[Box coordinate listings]

....

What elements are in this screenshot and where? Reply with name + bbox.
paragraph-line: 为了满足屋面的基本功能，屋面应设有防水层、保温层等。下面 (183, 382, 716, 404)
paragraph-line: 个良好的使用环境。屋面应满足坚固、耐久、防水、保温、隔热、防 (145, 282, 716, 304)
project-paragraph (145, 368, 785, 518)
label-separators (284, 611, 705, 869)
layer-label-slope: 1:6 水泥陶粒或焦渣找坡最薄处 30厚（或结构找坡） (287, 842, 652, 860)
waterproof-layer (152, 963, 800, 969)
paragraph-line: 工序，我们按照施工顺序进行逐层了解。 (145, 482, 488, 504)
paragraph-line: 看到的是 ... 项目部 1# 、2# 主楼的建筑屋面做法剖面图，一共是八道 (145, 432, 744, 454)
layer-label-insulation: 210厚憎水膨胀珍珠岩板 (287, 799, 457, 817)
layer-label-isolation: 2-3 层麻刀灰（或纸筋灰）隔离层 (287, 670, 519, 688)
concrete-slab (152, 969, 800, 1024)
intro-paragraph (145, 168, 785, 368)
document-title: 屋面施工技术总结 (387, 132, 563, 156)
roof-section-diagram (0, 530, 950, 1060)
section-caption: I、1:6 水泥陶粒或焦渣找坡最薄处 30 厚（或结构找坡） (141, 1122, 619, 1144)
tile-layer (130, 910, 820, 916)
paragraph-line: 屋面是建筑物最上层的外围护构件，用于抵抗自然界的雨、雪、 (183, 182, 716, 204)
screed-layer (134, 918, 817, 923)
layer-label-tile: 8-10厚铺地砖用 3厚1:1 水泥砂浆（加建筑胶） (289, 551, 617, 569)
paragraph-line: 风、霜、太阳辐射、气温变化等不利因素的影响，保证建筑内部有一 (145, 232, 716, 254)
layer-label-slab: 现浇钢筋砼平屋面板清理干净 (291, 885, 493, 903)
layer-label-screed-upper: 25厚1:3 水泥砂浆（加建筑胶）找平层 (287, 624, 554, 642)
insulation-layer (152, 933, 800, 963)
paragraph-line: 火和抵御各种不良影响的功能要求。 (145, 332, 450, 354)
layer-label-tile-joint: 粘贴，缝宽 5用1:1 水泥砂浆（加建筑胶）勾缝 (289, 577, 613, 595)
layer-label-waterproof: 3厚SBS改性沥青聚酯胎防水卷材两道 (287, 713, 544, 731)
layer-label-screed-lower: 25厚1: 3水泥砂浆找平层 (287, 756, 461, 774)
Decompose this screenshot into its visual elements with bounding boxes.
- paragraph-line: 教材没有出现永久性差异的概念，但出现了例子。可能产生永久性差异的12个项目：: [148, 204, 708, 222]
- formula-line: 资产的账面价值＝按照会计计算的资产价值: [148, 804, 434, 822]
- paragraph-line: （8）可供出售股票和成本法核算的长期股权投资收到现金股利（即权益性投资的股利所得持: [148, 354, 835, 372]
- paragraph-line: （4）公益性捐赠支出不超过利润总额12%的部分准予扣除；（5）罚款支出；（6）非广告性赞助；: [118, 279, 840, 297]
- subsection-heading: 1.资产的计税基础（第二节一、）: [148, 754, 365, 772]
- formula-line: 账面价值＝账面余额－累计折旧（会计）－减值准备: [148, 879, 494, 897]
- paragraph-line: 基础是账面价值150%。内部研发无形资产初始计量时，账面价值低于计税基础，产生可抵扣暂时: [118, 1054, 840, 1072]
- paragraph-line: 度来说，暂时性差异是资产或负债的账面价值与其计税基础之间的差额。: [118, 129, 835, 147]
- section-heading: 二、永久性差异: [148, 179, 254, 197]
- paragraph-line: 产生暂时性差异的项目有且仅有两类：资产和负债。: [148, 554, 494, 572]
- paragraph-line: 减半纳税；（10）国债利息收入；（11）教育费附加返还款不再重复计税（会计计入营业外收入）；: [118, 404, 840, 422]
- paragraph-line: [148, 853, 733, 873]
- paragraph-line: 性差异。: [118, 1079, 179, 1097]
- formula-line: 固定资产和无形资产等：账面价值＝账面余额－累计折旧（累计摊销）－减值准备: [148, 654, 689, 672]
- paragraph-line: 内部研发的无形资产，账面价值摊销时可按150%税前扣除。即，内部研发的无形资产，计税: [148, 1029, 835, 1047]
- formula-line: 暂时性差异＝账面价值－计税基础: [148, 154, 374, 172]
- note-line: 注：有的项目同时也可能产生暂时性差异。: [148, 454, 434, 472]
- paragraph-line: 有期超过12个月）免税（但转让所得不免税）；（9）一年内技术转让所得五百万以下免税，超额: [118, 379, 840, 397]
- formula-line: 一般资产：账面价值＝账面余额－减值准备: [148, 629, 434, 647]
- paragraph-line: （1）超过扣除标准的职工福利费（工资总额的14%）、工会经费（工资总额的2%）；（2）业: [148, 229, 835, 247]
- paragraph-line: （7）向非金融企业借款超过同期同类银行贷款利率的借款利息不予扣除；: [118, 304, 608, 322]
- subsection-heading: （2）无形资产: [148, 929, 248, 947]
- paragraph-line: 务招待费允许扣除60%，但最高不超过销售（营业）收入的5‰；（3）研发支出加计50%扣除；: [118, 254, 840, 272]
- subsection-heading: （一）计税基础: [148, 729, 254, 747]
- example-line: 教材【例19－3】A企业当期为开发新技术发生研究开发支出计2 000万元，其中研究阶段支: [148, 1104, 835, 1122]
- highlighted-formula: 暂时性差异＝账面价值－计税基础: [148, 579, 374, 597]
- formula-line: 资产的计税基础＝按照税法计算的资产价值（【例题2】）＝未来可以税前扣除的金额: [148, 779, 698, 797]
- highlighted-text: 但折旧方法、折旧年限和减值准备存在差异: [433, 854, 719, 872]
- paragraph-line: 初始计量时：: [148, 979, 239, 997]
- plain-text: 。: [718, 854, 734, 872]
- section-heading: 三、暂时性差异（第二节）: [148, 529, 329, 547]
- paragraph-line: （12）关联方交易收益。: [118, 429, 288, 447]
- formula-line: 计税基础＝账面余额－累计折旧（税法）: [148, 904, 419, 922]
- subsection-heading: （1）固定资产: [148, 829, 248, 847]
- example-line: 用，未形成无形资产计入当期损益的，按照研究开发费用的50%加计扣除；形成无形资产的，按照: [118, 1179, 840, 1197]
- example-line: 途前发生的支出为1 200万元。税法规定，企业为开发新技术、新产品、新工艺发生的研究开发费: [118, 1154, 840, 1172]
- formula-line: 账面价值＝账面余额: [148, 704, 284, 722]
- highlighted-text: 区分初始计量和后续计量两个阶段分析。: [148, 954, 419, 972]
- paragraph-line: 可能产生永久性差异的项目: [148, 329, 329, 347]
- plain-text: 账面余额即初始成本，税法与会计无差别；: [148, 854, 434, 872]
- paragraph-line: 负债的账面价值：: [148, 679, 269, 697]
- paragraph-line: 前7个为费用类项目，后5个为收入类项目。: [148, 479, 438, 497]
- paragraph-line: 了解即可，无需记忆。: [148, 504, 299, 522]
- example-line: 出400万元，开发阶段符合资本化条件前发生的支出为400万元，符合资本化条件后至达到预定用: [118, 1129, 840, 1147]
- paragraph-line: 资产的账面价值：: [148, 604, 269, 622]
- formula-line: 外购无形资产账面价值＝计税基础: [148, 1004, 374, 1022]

....

## Stated problem
Reproduce the data above, changing each occurrence of "paragraph-line" to "text-line" and leaving everything else as it is.

## Exercise answer
What elements are in this screenshot and where? Reply with name + bbox.
text-line: 为了满足屋面的基本功能，屋面应设有防水层、保温层等。下面 (183, 382, 716, 404)
text-line: 个良好的使用环境。屋面应满足坚固、耐久、防水、保温、隔热、防 (145, 282, 716, 304)
project-paragraph (145, 368, 785, 518)
label-separators (284, 611, 705, 869)
layer-label-slope: 1:6 水泥陶粒或焦渣找坡最薄处 30厚（或结构找坡） (287, 842, 652, 860)
waterproof-layer (152, 963, 800, 969)
text-line: 工序，我们按照施工顺序进行逐层了解。 (145, 482, 488, 504)
text-line: 看到的是 ... 项目部 1# 、2# 主楼的建筑屋面做法剖面图，一共是八道 (145, 432, 744, 454)
layer-label-insulation: 210厚憎水膨胀珍珠岩板 (287, 799, 457, 817)
layer-label-isolation: 2-3 层麻刀灰（或纸筋灰）隔离层 (287, 670, 519, 688)
concrete-slab (152, 969, 800, 1024)
intro-paragraph (145, 168, 785, 368)
document-title: 屋面施工技术总结 (387, 132, 563, 156)
roof-section-diagram (0, 530, 950, 1060)
section-caption: I、1:6 水泥陶粒或焦渣找坡最薄处 30 厚（或结构找坡） (141, 1122, 619, 1144)
tile-layer (130, 910, 820, 916)
text-line: 屋面是建筑物最上层的外围护构件，用于抵抗自然界的雨、雪、 (183, 182, 716, 204)
screed-layer (134, 918, 817, 923)
layer-label-tile: 8-10厚铺地砖用 3厚1:1 水泥砂浆（加建筑胶） (289, 551, 617, 569)
text-line: 风、霜、太阳辐射、气温变化等不利因素的影响，保证建筑内部有一 (145, 232, 716, 254)
layer-label-slab: 现浇钢筋砼平屋面板清理干净 (291, 885, 493, 903)
layer-label-screed-upper: 25厚1:3 水泥砂浆（加建筑胶）找平层 (287, 624, 554, 642)
insulation-layer (152, 933, 800, 963)
text-line: 火和抵御各种不良影响的功能要求。 (145, 332, 450, 354)
layer-label-tile-joint: 粘贴，缝宽 5用1:1 水泥砂浆（加建筑胶）勾缝 (289, 577, 613, 595)
layer-label-waterproof: 3厚SBS改性沥青聚酯胎防水卷材两道 (287, 713, 544, 731)
layer-label-screed-lower: 25厚1: 3水泥砂浆找平层 (287, 756, 461, 774)
Decompose this screenshot into its visual elements with bounding boxes.
- text-line: 教材没有出现永久性差异的概念，但出现了例子。可能产生永久性差异的12个项目：: [148, 204, 708, 222]
- formula-line: 资产的账面价值＝按照会计计算的资产价值: [148, 804, 434, 822]
- text-line: （8）可供出售股票和成本法核算的长期股权投资收到现金股利（即权益性投资的股利所得持: [148, 354, 835, 372]
- text-line: （4）公益性捐赠支出不超过利润总额12%的部分准予扣除；（5）罚款支出；（6）非广告性赞助；: [118, 279, 840, 297]
- subsection-heading: 1.资产的计税基础（第二节一、）: [148, 754, 365, 772]
- formula-line: 账面价值＝账面余额－累计折旧（会计）－减值准备: [148, 879, 494, 897]
- text-line: 基础是账面价值150%。内部研发无形资产初始计量时，账面价值低于计税基础，产生可抵扣暂时: [118, 1054, 840, 1072]
- text-line: 度来说，暂时性差异是资产或负债的账面价值与其计税基础之间的差额。: [118, 129, 835, 147]
- section-heading: 二、永久性差异: [148, 179, 254, 197]
- text-line: 产生暂时性差异的项目有且仅有两类：资产和负债。: [148, 554, 494, 572]
- text-line: 减半纳税；（10）国债利息收入；（11）教育费附加返还款不再重复计税（会计计入营业外收入）；: [118, 404, 840, 422]
- text-line: [148, 853, 733, 873]
- text-line: 性差异。: [118, 1079, 179, 1097]
- formula-line: 固定资产和无形资产等：账面价值＝账面余额－累计折旧（累计摊销）－减值准备: [148, 654, 689, 672]
- text-line: 内部研发的无形资产，账面价值摊销时可按150%税前扣除。即，内部研发的无形资产，计税: [148, 1029, 835, 1047]
- formula-line: 暂时性差异＝账面价值－计税基础: [148, 154, 374, 172]
- note-line: 注：有的项目同时也可能产生暂时性差异。: [148, 454, 434, 472]
- text-line: 有期超过12个月）免税（但转让所得不免税）；（9）一年内技术转让所得五百万以下免税，超额: [118, 379, 840, 397]
- formula-line: 一般资产：账面价值＝账面余额－减值准备: [148, 629, 434, 647]
- text-line: （1）超过扣除标准的职工福利费（工资总额的14%）、工会经费（工资总额的2%）；（2）业: [148, 229, 835, 247]
- text-line: （7）向非金融企业借款超过同期同类银行贷款利率的借款利息不予扣除；: [118, 304, 608, 322]
- subsection-heading: （2）无形资产: [148, 929, 248, 947]
- text-line: 务招待费允许扣除60%，但最高不超过销售（营业）收入的5‰；（3）研发支出加计50%扣除；: [118, 254, 840, 272]
- subsection-heading: （一）计税基础: [148, 729, 254, 747]
- example-line: 教材【例19－3】A企业当期为开发新技术发生研究开发支出计2 000万元，其中研究阶段支: [148, 1104, 835, 1122]
- highlighted-formula: 暂时性差异＝账面价值－计税基础: [148, 579, 374, 597]
- formula-line: 资产的计税基础＝按照税法计算的资产价值（【例题2】）＝未来可以税前扣除的金额: [148, 779, 698, 797]
- highlighted-text: 但折旧方法、折旧年限和减值准备存在差异: [433, 854, 719, 872]
- text-line: 初始计量时：: [148, 979, 239, 997]
- plain-text: 。: [718, 854, 734, 872]
- section-heading: 三、暂时性差异（第二节）: [148, 529, 329, 547]
- text-line: （12）关联方交易收益。: [118, 429, 288, 447]
- formula-line: 计税基础＝账面余额－累计折旧（税法）: [148, 904, 419, 922]
- subsection-heading: （1）固定资产: [148, 829, 248, 847]
- example-line: 用，未形成无形资产计入当期损益的，按照研究开发费用的50%加计扣除；形成无形资产的，按照: [118, 1179, 840, 1197]
- example-line: 途前发生的支出为1 200万元。税法规定，企业为开发新技术、新产品、新工艺发生的研究开发费: [118, 1154, 840, 1172]
- formula-line: 账面价值＝账面余额: [148, 704, 284, 722]
- highlighted-text: 区分初始计量和后续计量两个阶段分析。: [148, 954, 419, 972]
- text-line: 可能产生永久性差异的项目: [148, 329, 329, 347]
- plain-text: 账面余额即初始成本，税法与会计无差别；: [148, 854, 434, 872]
- text-line: 负债的账面价值：: [148, 679, 269, 697]
- text-line: 前7个为费用类项目，后5个为收入类项目。: [148, 479, 438, 497]
- text-line: 了解即可，无需记忆。: [148, 504, 299, 522]
- example-line: 出400万元，开发阶段符合资本化条件前发生的支出为400万元，符合资本化条件后至达到预定用: [118, 1129, 840, 1147]
- text-line: 资产的账面价值：: [148, 604, 269, 622]
- formula-line: 外购无形资产账面价值＝计税基础: [148, 1004, 374, 1022]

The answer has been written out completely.